YOUR GOAL: The line containing "Type out the text in this image." marks where to begin; quote it and every line after it through the end of the data, exactly as written.

DATA SECTION:

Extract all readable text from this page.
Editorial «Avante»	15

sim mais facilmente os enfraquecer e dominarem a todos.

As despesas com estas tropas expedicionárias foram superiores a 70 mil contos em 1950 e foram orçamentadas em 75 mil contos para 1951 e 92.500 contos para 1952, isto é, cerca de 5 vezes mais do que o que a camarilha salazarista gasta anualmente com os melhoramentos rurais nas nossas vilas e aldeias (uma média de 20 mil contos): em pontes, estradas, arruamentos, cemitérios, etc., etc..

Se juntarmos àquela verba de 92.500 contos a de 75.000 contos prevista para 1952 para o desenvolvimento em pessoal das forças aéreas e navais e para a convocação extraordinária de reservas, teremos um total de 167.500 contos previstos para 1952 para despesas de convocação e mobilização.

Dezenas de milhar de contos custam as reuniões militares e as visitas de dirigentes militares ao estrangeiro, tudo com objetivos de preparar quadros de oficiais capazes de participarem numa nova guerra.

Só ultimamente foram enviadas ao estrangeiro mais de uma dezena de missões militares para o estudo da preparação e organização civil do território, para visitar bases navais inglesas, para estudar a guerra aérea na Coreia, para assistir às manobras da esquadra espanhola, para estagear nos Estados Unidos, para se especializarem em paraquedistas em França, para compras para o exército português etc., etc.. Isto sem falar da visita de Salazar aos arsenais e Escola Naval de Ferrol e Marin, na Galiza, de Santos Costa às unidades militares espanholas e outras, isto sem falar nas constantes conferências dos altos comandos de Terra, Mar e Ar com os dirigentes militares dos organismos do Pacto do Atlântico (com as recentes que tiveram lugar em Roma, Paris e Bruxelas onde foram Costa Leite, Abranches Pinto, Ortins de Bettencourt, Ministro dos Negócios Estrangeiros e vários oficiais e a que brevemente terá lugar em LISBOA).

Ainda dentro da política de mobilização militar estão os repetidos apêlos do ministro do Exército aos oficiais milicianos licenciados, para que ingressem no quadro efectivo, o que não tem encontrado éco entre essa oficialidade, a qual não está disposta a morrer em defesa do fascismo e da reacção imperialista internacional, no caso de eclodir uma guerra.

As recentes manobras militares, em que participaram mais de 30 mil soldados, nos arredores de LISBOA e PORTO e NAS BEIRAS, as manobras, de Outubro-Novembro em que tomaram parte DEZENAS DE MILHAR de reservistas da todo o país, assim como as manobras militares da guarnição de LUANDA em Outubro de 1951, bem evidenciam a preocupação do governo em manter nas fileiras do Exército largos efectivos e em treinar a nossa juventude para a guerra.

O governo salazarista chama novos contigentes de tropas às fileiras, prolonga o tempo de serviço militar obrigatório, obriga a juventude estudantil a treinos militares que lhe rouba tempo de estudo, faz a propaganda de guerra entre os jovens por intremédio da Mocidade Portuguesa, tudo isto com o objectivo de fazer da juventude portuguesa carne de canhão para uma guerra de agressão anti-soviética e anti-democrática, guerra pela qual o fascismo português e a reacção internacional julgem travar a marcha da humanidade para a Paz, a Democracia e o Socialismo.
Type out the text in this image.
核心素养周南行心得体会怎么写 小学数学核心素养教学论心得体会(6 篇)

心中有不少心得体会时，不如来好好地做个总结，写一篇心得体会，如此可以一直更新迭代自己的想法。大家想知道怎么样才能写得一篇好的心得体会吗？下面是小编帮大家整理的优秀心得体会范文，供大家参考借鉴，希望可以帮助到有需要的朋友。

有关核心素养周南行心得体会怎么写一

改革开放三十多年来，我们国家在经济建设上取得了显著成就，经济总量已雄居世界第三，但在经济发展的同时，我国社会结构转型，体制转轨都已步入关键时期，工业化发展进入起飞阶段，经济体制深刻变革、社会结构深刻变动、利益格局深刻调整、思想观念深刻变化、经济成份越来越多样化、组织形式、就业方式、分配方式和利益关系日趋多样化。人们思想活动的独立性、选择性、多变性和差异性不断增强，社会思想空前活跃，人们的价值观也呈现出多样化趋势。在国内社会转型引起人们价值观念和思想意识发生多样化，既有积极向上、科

WRITTEN ANSWER:
Type out the text in this image.
核心素养周南行心得体会怎么写 小学数学核心素养教学论心得体会(6 篇)

心中有不少心得体会时，不如来好好地做个总结，写一篇心得体会，如此可以一直更新迭代自己的想法。大家想知道怎么样才能写得一篇好的心得体会吗？下面是小编帮大家整理的优秀心得体会范文，供大家参考借鉴，希望可以帮助到有需要的朋友。

有关核心素养周南行心得体会怎么写一

改革开放三十多年来，我们国家在经济建设上取得了显著成就，经济总量已雄居世界第三，但在经济发展的同时，我国社会结构转型，体制转轨都已步入关键时期，工业化发展进入起飞阶段，经济体制深刻变革、社会结构深刻变动、利益格局深刻调整、思想观念深刻变化、经济成份越来越多样化、组织形式、就业方式、分配方式和利益关系日趋多样化。人们思想活动的独立性、选择性、多变性和差异性不断增强，社会思想空前活跃，人们的价值观也呈现出多样化趋势。在国内社会转型引起人们价值观念和思想意识发生多样化，既有积极向上、科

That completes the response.